Dataset items
╔══

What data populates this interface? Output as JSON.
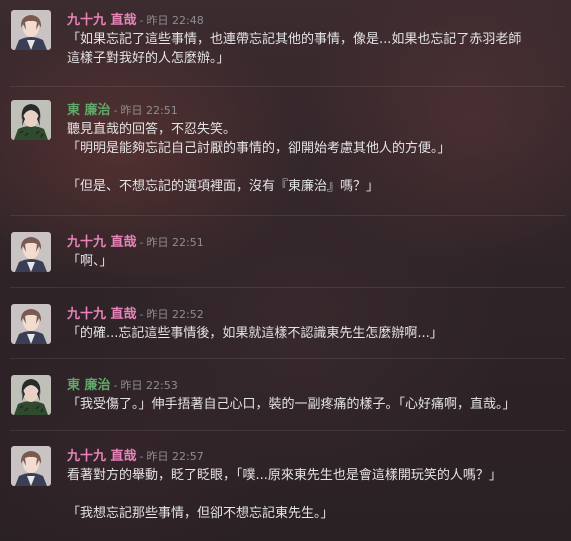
{
  "messages": [
    {
      "author": "九十九 直哉",
      "separator": "-",
      "timestamp": "昨日 22:48",
      "author_color": "#e783b9",
      "avatar": "naoya-avatar",
      "lines": [
        "「如果忘記了這些事情，也連帶忘記其他的事情，像是...如果也忘記了赤羽老師",
        "這樣子對我好的人怎麼辦。」"
      ]
    },
    {
      "author": "東 廉治",
      "separator": "-",
      "timestamp": "昨日 22:51",
      "author_color": "#5fa86a",
      "avatar": "renji-avatar",
      "lines": [
        "聽見直哉的回答，不忍失笑。",
        "「明明是能夠忘記自己討厭的事情的，卻開始考慮其他人的方便。」",
        "",
        "「但是、不想忘記的選項裡面，沒有『東廉治』嗎？」"
      ]
    },
    {
      "author": "九十九 直哉",
      "separator": "-",
      "timestamp": "昨日 22:51",
      "author_color": "#e783b9",
      "avatar": "naoya-avatar",
      "lines": [
        "「啊、」"
      ]
    },
    {
      "author": "九十九 直哉",
      "separator": "-",
      "timestamp": "昨日 22:52",
      "author_color": "#e783b9",
      "avatar": "naoya-avatar",
      "lines": [
        "「的確...忘記這些事情後，如果就這樣不認識東先生怎麼辦啊...」"
      ]
    },
    {
      "author": "東 廉治",
      "separator": "-",
      "timestamp": "昨日 22:53",
      "author_color": "#5fa86a",
      "avatar": "renji-avatar",
      "lines": [
        "「我受傷了。」伸手捂著自己心口，裝的一副疼痛的樣子。「心好痛啊，直哉。」"
      ]
    },
    {
      "author": "九十九 直哉",
      "separator": "-",
      "timestamp": "昨日 22:57",
      "author_color": "#e783b9",
      "avatar": "naoya-avatar",
      "lines": [
        "看著對方的舉動，眨了眨眼，「噗...原來東先生也是會這樣開玩笑的人嗎？」",
        "",
        "「我想忘記那些事情，但卻不想忘記東先生。」"
      ]
    }
  ]
}
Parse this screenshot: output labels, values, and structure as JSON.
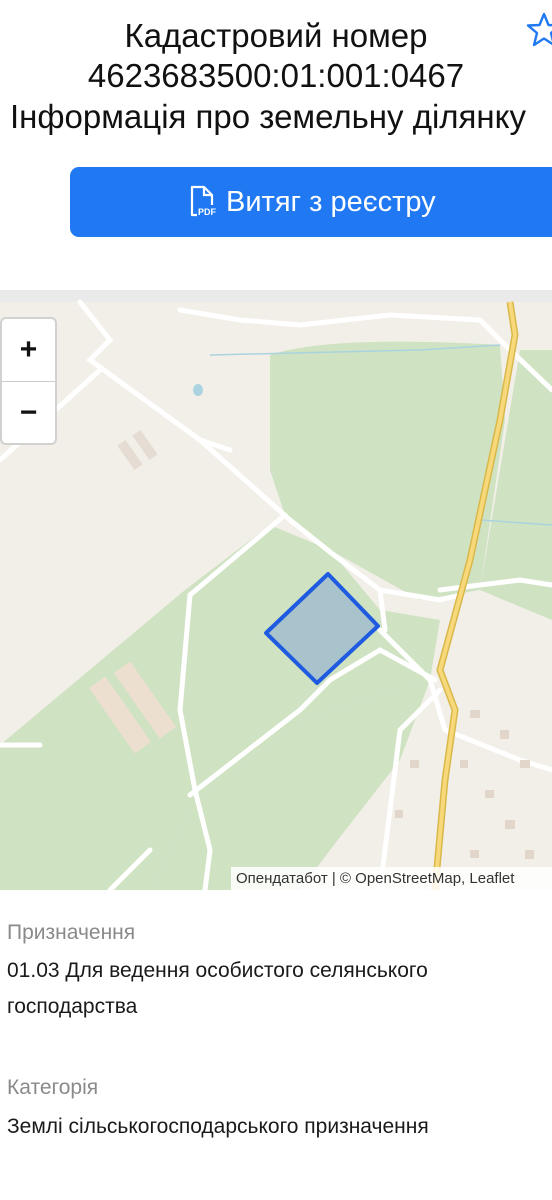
{
  "header": {
    "title": "Кадастровий номер",
    "cadastral_number": "4623683500:01:001:0467",
    "subtitle": "Інформація про земельну ділянку",
    "favorite_icon": "star-outline-icon"
  },
  "actions": {
    "extract_button": "Витяг з реєстру",
    "extract_icon": "pdf-file-icon",
    "accent_color": "#2079f2"
  },
  "map": {
    "zoom_in": "+",
    "zoom_out": "−",
    "attribution": "Опендатабот | © OpenStreetMap, Leaflet",
    "parcel_color": "#1f5be0"
  },
  "details": {
    "purpose_label": "Призначення",
    "purpose_value_line1": "01.03 Для ведення особистого селянського",
    "purpose_value_line2": "господарства",
    "category_label": "Категорія",
    "category_value": "Землі сільськогосподарського призначення"
  }
}
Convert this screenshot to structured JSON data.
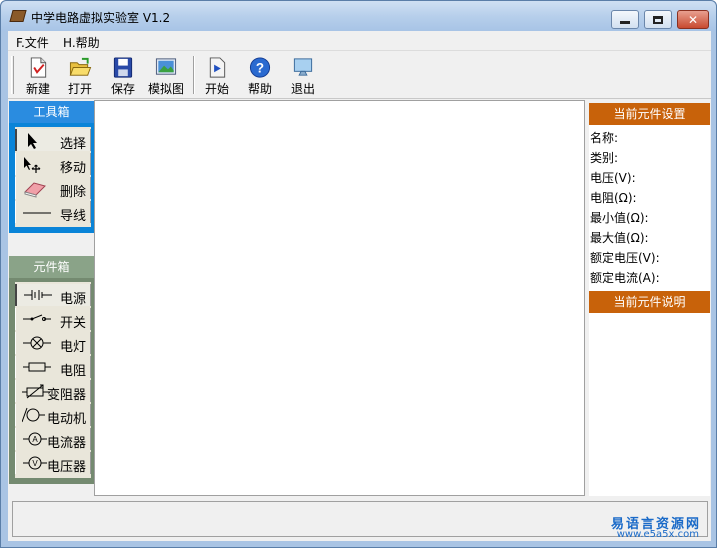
{
  "window": {
    "title": "中学电路虚拟实验室 V1.2"
  },
  "menu": [
    "F.文件",
    "H.帮助"
  ],
  "toolbar": {
    "new": "新建",
    "open": "打开",
    "save": "保存",
    "simulate": "模拟图",
    "start": "开始",
    "help": "帮助",
    "exit": "退出"
  },
  "toolbox": {
    "title": "工具箱",
    "items": [
      "选择",
      "移动",
      "删除",
      "导线"
    ]
  },
  "components": {
    "title": "元件箱",
    "items": [
      "电源",
      "开关",
      "电灯",
      "电阻",
      "变阻器",
      "电动机",
      "电流器",
      "电压器"
    ]
  },
  "properties": {
    "title": "当前元件设置",
    "rows": [
      "名称:",
      "类别:",
      "电压(V):",
      "电阻(Ω):",
      "最小值(Ω):",
      "最大值(Ω):",
      "额定电压(V):",
      "额定电流(A):"
    ],
    "desc_title": "当前元件说明"
  },
  "watermark": {
    "line1": "易语言资源网",
    "line2": "www.e5a5x.com"
  },
  "colors": {
    "toolbox": "#0a84d8",
    "components": "#748a70",
    "properties": "#c8620a"
  }
}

╚══

▸ **Task to complete**
Using the listing above, copy exactly the lines from the one that contains "Parse this screenshot: output" through its last line, both included, but not the pictures.

▸ **Result below**
Parse this screenshot: output labels, values, and structure as JSON.
{
  "header": {
    "title": "Кадастровий номер",
    "cadastral_number": "4623683500:01:001:0467",
    "subtitle": "Інформація про земельну ділянку",
    "favorite_icon": "star-outline-icon"
  },
  "actions": {
    "extract_button": "Витяг з реєстру",
    "extract_icon": "pdf-file-icon",
    "accent_color": "#2079f2"
  },
  "map": {
    "zoom_in": "+",
    "zoom_out": "−",
    "attribution": "Опендатабот | © OpenStreetMap, Leaflet",
    "parcel_color": "#1f5be0"
  },
  "details": {
    "purpose_label": "Призначення",
    "purpose_value_line1": "01.03 Для ведення особистого селянського",
    "purpose_value_line2": "господарства",
    "category_label": "Категорія",
    "category_value": "Землі сільськогосподарського призначення"
  }
}
Convert this screenshot to structured JSON data.
{
  "window": {
    "title": "中学电路虚拟实验室 V1.2"
  },
  "menu": [
    "F.文件",
    "H.帮助"
  ],
  "toolbar": {
    "new": "新建",
    "open": "打开",
    "save": "保存",
    "simulate": "模拟图",
    "start": "开始",
    "help": "帮助",
    "exit": "退出"
  },
  "toolbox": {
    "title": "工具箱",
    "items": [
      "选择",
      "移动",
      "删除",
      "导线"
    ]
  },
  "components": {
    "title": "元件箱",
    "items": [
      "电源",
      "开关",
      "电灯",
      "电阻",
      "变阻器",
      "电动机",
      "电流器",
      "电压器"
    ]
  },
  "properties": {
    "title": "当前元件设置",
    "rows": [
      "名称:",
      "类别:",
      "电压(V):",
      "电阻(Ω):",
      "最小值(Ω):",
      "最大值(Ω):",
      "额定电压(V):",
      "额定电流(A):"
    ],
    "desc_title": "当前元件说明"
  },
  "watermark": {
    "line1": "易语言资源网",
    "line2": "www.e5a5x.com"
  },
  "colors": {
    "toolbox": "#0a84d8",
    "components": "#748a70",
    "properties": "#c8620a"
  }
}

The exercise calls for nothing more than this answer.